**Exercise brief:**
Transcribe the records below in full; pictures stay out of the copy.

━━━━━ Material for this exercise ━━━━━

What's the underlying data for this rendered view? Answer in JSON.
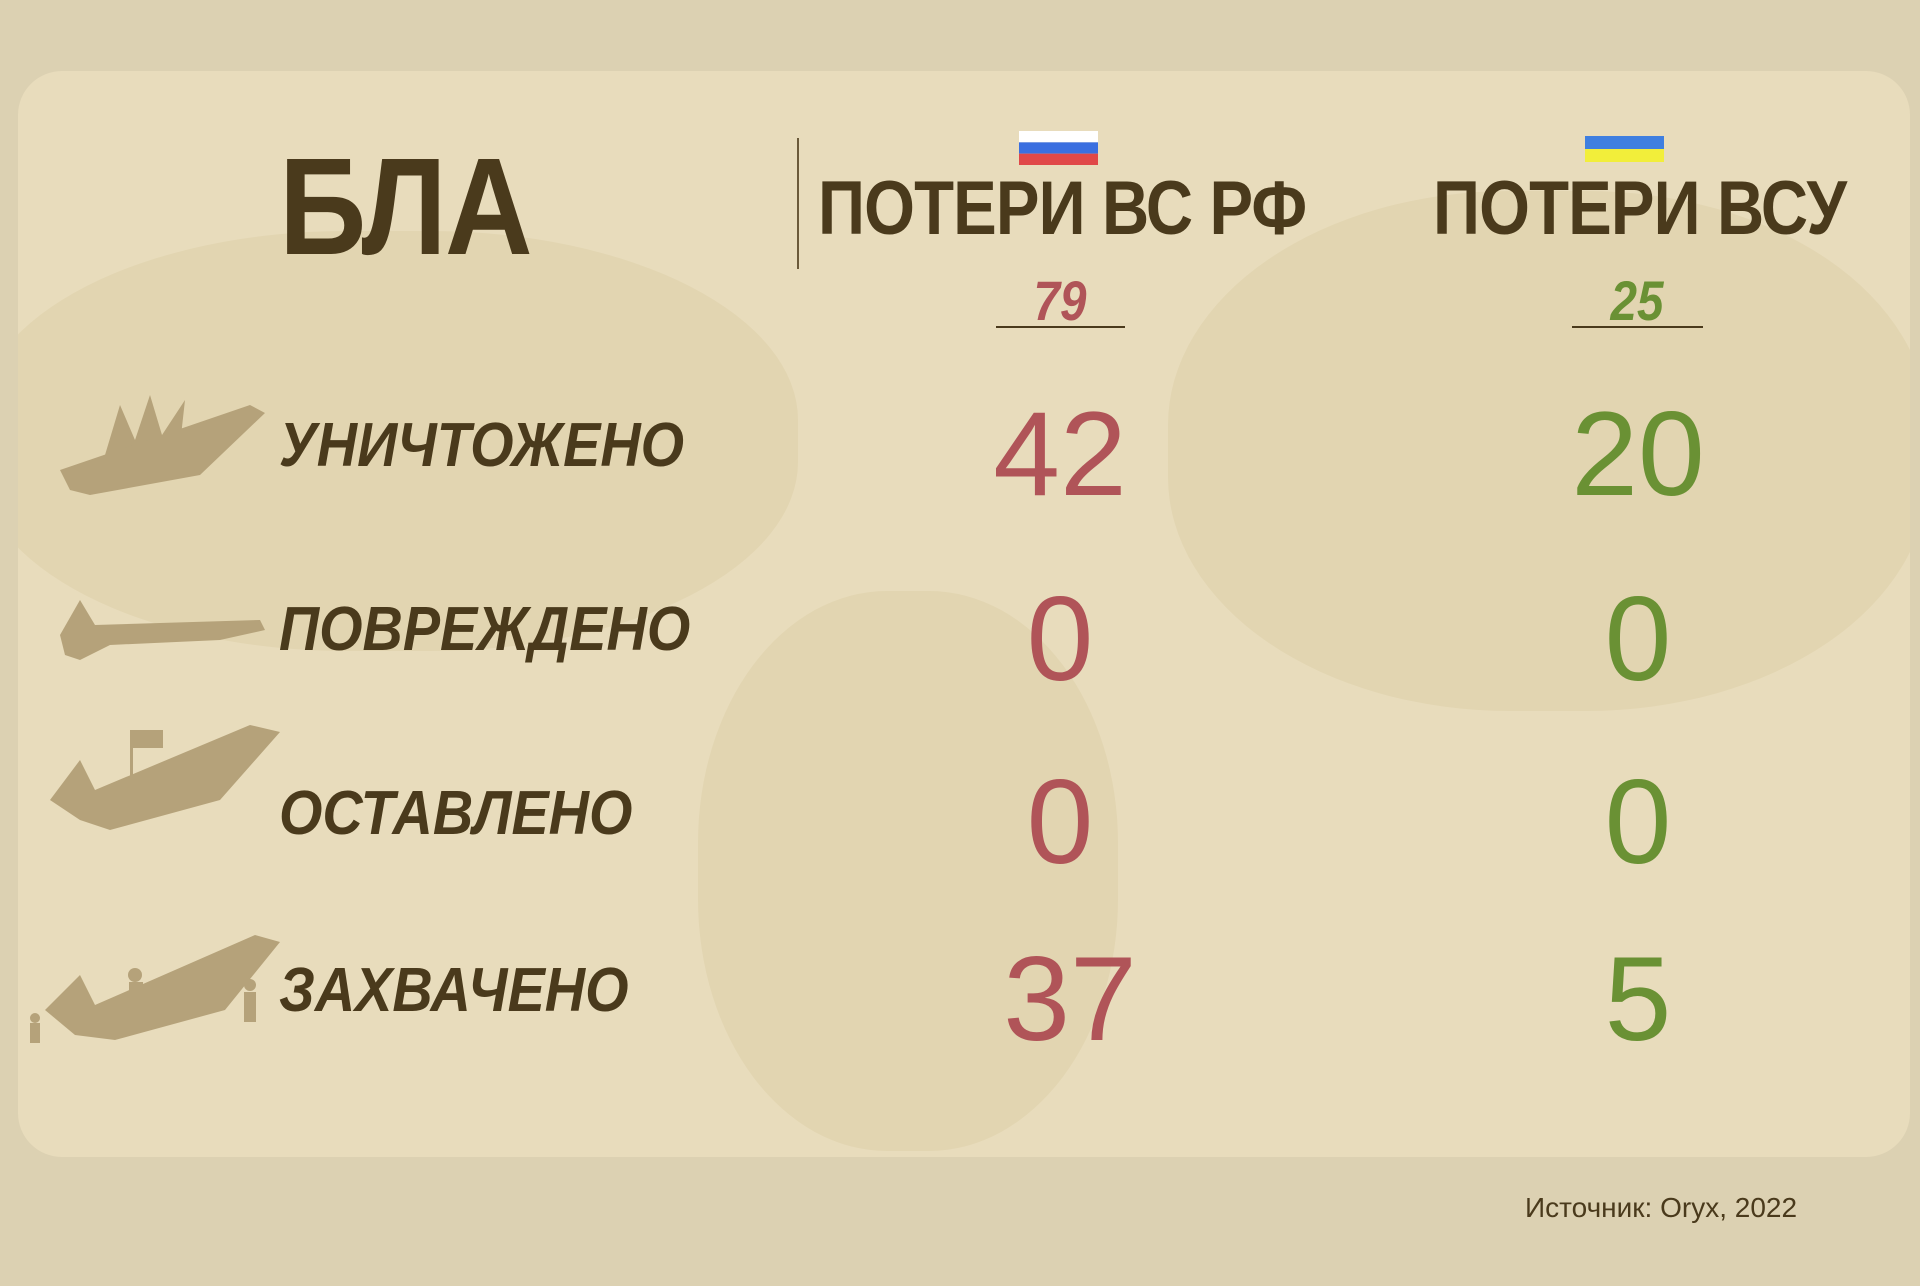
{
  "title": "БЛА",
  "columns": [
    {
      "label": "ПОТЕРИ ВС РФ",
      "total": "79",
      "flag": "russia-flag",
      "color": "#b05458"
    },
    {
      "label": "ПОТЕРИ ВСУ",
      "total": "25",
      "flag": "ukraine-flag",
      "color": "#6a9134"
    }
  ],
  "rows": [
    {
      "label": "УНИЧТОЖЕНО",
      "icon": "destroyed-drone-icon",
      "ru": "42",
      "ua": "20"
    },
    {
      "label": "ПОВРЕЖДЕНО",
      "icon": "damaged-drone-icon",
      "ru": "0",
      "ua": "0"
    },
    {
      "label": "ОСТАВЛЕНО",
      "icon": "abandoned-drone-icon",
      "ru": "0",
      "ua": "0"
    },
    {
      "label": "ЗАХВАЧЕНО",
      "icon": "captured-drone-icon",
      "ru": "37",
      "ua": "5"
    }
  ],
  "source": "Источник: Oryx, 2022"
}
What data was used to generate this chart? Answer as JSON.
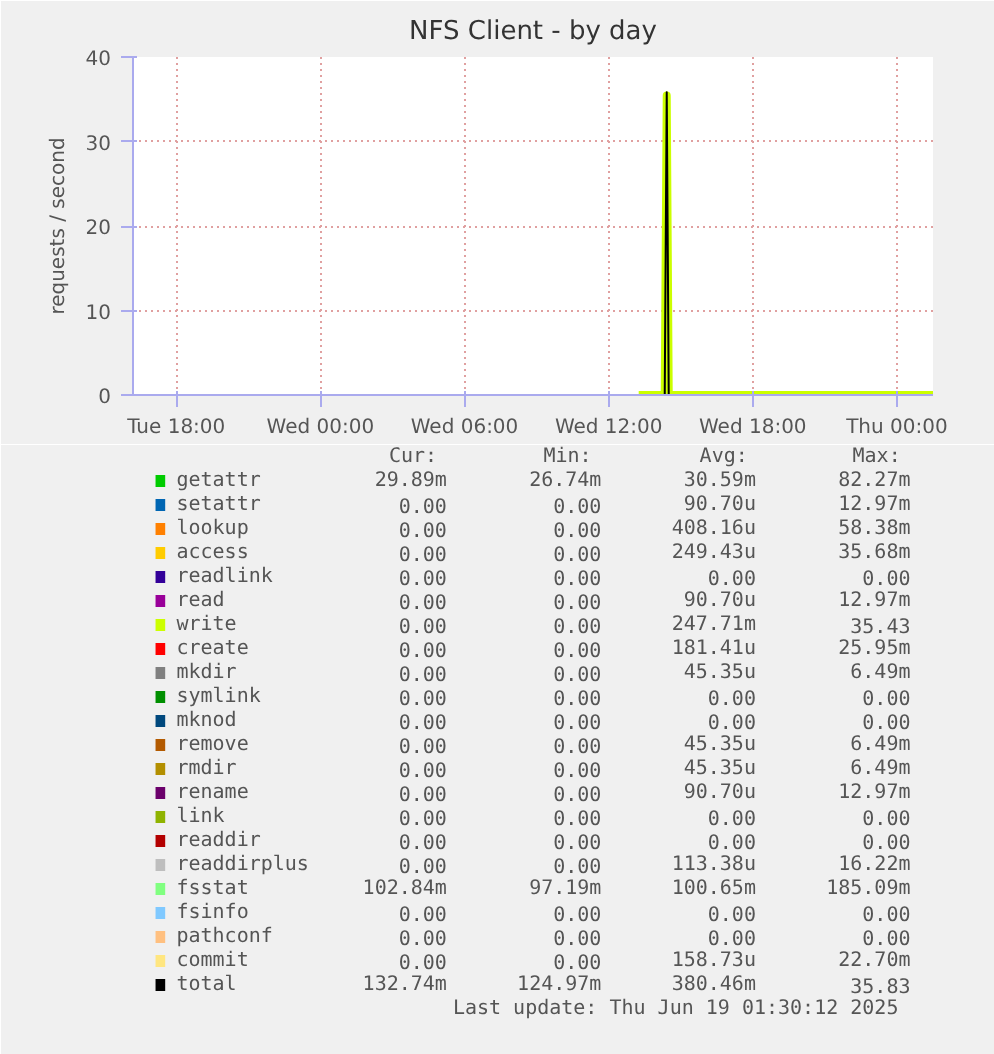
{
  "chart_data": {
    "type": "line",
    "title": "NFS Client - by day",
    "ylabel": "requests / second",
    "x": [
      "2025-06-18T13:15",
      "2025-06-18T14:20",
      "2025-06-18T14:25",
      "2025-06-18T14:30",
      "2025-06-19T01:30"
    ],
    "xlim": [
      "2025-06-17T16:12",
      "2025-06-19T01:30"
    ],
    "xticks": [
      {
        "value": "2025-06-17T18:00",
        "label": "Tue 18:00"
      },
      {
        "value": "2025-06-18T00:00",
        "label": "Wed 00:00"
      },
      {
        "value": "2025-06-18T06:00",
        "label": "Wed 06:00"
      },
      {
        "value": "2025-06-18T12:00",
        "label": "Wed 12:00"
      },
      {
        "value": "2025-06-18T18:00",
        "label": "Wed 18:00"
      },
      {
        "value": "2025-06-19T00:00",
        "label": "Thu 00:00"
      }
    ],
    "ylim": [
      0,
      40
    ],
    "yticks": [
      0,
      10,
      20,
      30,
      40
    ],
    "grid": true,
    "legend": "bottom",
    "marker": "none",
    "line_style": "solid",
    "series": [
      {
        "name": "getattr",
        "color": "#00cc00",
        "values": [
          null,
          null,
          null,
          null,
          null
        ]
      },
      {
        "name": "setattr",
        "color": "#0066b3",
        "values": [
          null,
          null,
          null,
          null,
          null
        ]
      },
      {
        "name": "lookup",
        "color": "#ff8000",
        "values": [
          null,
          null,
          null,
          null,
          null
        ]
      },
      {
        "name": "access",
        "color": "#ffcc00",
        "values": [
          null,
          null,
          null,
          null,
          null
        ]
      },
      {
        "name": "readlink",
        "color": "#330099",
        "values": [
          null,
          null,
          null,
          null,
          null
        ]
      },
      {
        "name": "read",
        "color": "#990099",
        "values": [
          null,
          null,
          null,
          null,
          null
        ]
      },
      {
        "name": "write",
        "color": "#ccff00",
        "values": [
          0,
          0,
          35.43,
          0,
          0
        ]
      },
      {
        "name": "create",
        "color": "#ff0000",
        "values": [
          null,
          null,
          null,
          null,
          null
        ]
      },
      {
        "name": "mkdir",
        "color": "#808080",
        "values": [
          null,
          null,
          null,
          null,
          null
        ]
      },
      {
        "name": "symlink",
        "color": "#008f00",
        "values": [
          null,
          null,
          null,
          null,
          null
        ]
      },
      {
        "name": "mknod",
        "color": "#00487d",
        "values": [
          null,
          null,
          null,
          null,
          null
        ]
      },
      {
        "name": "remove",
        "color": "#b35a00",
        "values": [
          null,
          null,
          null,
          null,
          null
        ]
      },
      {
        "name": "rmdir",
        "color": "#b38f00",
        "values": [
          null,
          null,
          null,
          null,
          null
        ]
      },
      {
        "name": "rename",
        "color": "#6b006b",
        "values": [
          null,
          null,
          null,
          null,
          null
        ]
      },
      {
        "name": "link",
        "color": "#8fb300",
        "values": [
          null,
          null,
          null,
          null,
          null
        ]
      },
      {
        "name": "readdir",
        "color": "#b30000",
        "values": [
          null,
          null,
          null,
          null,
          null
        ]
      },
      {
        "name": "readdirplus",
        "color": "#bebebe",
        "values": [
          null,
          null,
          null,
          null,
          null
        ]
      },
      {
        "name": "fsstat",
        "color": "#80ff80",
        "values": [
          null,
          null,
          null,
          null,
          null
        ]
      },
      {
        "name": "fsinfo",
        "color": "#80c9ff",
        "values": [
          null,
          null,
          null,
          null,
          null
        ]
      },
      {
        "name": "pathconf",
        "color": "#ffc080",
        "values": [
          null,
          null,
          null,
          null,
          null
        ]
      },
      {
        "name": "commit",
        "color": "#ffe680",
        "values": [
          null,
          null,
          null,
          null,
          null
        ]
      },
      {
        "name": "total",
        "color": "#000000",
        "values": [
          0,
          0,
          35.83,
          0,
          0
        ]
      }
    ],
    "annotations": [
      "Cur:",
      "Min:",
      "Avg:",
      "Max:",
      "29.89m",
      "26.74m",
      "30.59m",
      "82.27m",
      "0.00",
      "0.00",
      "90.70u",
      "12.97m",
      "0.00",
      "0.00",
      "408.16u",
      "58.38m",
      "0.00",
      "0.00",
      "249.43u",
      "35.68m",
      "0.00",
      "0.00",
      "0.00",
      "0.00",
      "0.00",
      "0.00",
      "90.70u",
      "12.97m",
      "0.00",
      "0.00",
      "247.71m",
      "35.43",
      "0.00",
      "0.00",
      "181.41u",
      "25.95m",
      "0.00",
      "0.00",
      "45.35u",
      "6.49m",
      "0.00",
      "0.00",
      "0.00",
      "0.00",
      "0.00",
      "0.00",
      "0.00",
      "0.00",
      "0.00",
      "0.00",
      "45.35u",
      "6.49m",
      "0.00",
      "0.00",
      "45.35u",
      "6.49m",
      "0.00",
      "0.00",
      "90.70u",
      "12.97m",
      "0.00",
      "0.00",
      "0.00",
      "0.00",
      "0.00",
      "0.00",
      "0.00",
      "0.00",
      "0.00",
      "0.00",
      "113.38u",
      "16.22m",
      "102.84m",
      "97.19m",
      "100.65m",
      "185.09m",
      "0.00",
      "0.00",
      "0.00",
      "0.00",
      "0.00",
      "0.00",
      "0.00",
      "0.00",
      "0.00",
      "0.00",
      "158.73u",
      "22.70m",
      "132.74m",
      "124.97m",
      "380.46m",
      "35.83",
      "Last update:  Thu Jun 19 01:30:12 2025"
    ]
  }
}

━━━━━

**Task response:**
What's the underlying data for this rendered view? Answer in JSON.
{
  "title": "БЛА",
  "columns": [
    {
      "label": "ПОТЕРИ ВС РФ",
      "total": "79",
      "flag": "russia-flag",
      "color": "#b05458"
    },
    {
      "label": "ПОТЕРИ ВСУ",
      "total": "25",
      "flag": "ukraine-flag",
      "color": "#6a9134"
    }
  ],
  "rows": [
    {
      "label": "УНИЧТОЖЕНО",
      "icon": "destroyed-drone-icon",
      "ru": "42",
      "ua": "20"
    },
    {
      "label": "ПОВРЕЖДЕНО",
      "icon": "damaged-drone-icon",
      "ru": "0",
      "ua": "0"
    },
    {
      "label": "ОСТАВЛЕНО",
      "icon": "abandoned-drone-icon",
      "ru": "0",
      "ua": "0"
    },
    {
      "label": "ЗАХВАЧЕНО",
      "icon": "captured-drone-icon",
      "ru": "37",
      "ua": "5"
    }
  ],
  "source": "Источник: Oryx, 2022"
}
What data was used to generate this chart? Answer as JSON.
{
  "chart_data": {
    "type": "line",
    "title": "NFS Client - by day",
    "ylabel": "requests / second",
    "x": [
      "2025-06-18T13:15",
      "2025-06-18T14:20",
      "2025-06-18T14:25",
      "2025-06-18T14:30",
      "2025-06-19T01:30"
    ],
    "xlim": [
      "2025-06-17T16:12",
      "2025-06-19T01:30"
    ],
    "xticks": [
      {
        "value": "2025-06-17T18:00",
        "label": "Tue 18:00"
      },
      {
        "value": "2025-06-18T00:00",
        "label": "Wed 00:00"
      },
      {
        "value": "2025-06-18T06:00",
        "label": "Wed 06:00"
      },
      {
        "value": "2025-06-18T12:00",
        "label": "Wed 12:00"
      },
      {
        "value": "2025-06-18T18:00",
        "label": "Wed 18:00"
      },
      {
        "value": "2025-06-19T00:00",
        "label": "Thu 00:00"
      }
    ],
    "ylim": [
      0,
      40
    ],
    "yticks": [
      0,
      10,
      20,
      30,
      40
    ],
    "grid": true,
    "legend": "bottom",
    "marker": "none",
    "line_style": "solid",
    "series": [
      {
        "name": "getattr",
        "color": "#00cc00",
        "values": [
          null,
          null,
          null,
          null,
          null
        ]
      },
      {
        "name": "setattr",
        "color": "#0066b3",
        "values": [
          null,
          null,
          null,
          null,
          null
        ]
      },
      {
        "name": "lookup",
        "color": "#ff8000",
        "values": [
          null,
          null,
          null,
          null,
          null
        ]
      },
      {
        "name": "access",
        "color": "#ffcc00",
        "values": [
          null,
          null,
          null,
          null,
          null
        ]
      },
      {
        "name": "readlink",
        "color": "#330099",
        "values": [
          null,
          null,
          null,
          null,
          null
        ]
      },
      {
        "name": "read",
        "color": "#990099",
        "values": [
          null,
          null,
          null,
          null,
          null
        ]
      },
      {
        "name": "write",
        "color": "#ccff00",
        "values": [
          0,
          0,
          35.43,
          0,
          0
        ]
      },
      {
        "name": "create",
        "color": "#ff0000",
        "values": [
          null,
          null,
          null,
          null,
          null
        ]
      },
      {
        "name": "mkdir",
        "color": "#808080",
        "values": [
          null,
          null,
          null,
          null,
          null
        ]
      },
      {
        "name": "symlink",
        "color": "#008f00",
        "values": [
          null,
          null,
          null,
          null,
          null
        ]
      },
      {
        "name": "mknod",
        "color": "#00487d",
        "values": [
          null,
          null,
          null,
          null,
          null
        ]
      },
      {
        "name": "remove",
        "color": "#b35a00",
        "values": [
          null,
          null,
          null,
          null,
          null
        ]
      },
      {
        "name": "rmdir",
        "color": "#b38f00",
        "values": [
          null,
          null,
          null,
          null,
          null
        ]
      },
      {
        "name": "rename",
        "color": "#6b006b",
        "values": [
          null,
          null,
          null,
          null,
          null
        ]
      },
      {
        "name": "link",
        "color": "#8fb300",
        "values": [
          null,
          null,
          null,
          null,
          null
        ]
      },
      {
        "name": "readdir",
        "color": "#b30000",
        "values": [
          null,
          null,
          null,
          null,
          null
        ]
      },
      {
        "name": "readdirplus",
        "color": "#bebebe",
        "values": [
          null,
          null,
          null,
          null,
          null
        ]
      },
      {
        "name": "fsstat",
        "color": "#80ff80",
        "values": [
          null,
          null,
          null,
          null,
          null
        ]
      },
      {
        "name": "fsinfo",
        "color": "#80c9ff",
        "values": [
          null,
          null,
          null,
          null,
          null
        ]
      },
      {
        "name": "pathconf",
        "color": "#ffc080",
        "values": [
          null,
          null,
          null,
          null,
          null
        ]
      },
      {
        "name": "commit",
        "color": "#ffe680",
        "values": [
          null,
          null,
          null,
          null,
          null
        ]
      },
      {
        "name": "total",
        "color": "#000000",
        "values": [
          0,
          0,
          35.83,
          0,
          0
        ]
      }
    ],
    "annotations": [
      "Cur:",
      "Min:",
      "Avg:",
      "Max:",
      "29.89m",
      "26.74m",
      "30.59m",
      "82.27m",
      "0.00",
      "0.00",
      "90.70u",
      "12.97m",
      "0.00",
      "0.00",
      "408.16u",
      "58.38m",
      "0.00",
      "0.00",
      "249.43u",
      "35.68m",
      "0.00",
      "0.00",
      "0.00",
      "0.00",
      "0.00",
      "0.00",
      "90.70u",
      "12.97m",
      "0.00",
      "0.00",
      "247.71m",
      "35.43",
      "0.00",
      "0.00",
      "181.41u",
      "25.95m",
      "0.00",
      "0.00",
      "45.35u",
      "6.49m",
      "0.00",
      "0.00",
      "0.00",
      "0.00",
      "0.00",
      "0.00",
      "0.00",
      "0.00",
      "0.00",
      "0.00",
      "45.35u",
      "6.49m",
      "0.00",
      "0.00",
      "45.35u",
      "6.49m",
      "0.00",
      "0.00",
      "90.70u",
      "12.97m",
      "0.00",
      "0.00",
      "0.00",
      "0.00",
      "0.00",
      "0.00",
      "0.00",
      "0.00",
      "0.00",
      "0.00",
      "113.38u",
      "16.22m",
      "102.84m",
      "97.19m",
      "100.65m",
      "185.09m",
      "0.00",
      "0.00",
      "0.00",
      "0.00",
      "0.00",
      "0.00",
      "0.00",
      "0.00",
      "0.00",
      "0.00",
      "158.73u",
      "22.70m",
      "132.74m",
      "124.97m",
      "380.46m",
      "35.83",
      "Last update:  Thu Jun 19 01:30:12 2025"
    ]
  }
}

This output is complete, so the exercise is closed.